JOB >> Find the lines that contain the word "this" and copy each one.

INFORMATION SUPPLIED >>

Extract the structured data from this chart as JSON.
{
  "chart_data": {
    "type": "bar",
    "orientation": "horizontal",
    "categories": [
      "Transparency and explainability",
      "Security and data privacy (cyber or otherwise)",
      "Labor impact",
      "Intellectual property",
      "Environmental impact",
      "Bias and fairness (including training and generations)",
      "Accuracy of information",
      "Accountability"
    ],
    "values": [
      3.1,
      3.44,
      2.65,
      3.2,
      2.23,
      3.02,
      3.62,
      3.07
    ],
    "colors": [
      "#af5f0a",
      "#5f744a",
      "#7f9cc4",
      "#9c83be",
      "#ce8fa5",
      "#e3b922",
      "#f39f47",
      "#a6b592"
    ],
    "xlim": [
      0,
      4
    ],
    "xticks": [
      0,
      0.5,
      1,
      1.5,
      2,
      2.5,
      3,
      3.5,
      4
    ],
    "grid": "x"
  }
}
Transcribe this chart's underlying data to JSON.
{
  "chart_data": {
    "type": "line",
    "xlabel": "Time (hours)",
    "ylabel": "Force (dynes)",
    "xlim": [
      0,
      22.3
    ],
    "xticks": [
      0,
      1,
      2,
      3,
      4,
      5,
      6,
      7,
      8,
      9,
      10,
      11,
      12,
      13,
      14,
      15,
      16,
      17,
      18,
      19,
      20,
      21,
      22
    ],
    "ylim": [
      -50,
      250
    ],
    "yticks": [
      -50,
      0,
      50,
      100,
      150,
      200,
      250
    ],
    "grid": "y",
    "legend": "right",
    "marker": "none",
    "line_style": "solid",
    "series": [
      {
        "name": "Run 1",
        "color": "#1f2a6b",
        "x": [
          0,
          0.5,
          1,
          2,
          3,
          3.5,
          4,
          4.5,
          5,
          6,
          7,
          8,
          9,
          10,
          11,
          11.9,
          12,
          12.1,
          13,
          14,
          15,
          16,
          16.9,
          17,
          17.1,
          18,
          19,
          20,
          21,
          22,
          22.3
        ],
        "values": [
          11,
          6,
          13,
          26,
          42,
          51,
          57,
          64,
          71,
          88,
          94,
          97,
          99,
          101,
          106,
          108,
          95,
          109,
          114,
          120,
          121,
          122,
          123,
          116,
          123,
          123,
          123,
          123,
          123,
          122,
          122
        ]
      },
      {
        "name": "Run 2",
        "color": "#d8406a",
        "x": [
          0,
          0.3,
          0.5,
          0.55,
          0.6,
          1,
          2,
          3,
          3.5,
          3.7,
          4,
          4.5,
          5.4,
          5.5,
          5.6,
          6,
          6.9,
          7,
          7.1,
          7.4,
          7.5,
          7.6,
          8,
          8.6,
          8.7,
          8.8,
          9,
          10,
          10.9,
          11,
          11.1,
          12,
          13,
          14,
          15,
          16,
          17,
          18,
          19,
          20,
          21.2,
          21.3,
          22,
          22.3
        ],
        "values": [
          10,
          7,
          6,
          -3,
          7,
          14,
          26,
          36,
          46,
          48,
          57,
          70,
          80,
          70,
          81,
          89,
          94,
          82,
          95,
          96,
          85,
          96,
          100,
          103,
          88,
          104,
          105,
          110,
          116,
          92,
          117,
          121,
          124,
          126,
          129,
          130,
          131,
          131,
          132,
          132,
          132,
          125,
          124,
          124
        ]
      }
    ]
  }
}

WRITTEN ANSWER >>
Extract the structured data from this chart as JSON.
Transcribe this chart's underlying data to JSON.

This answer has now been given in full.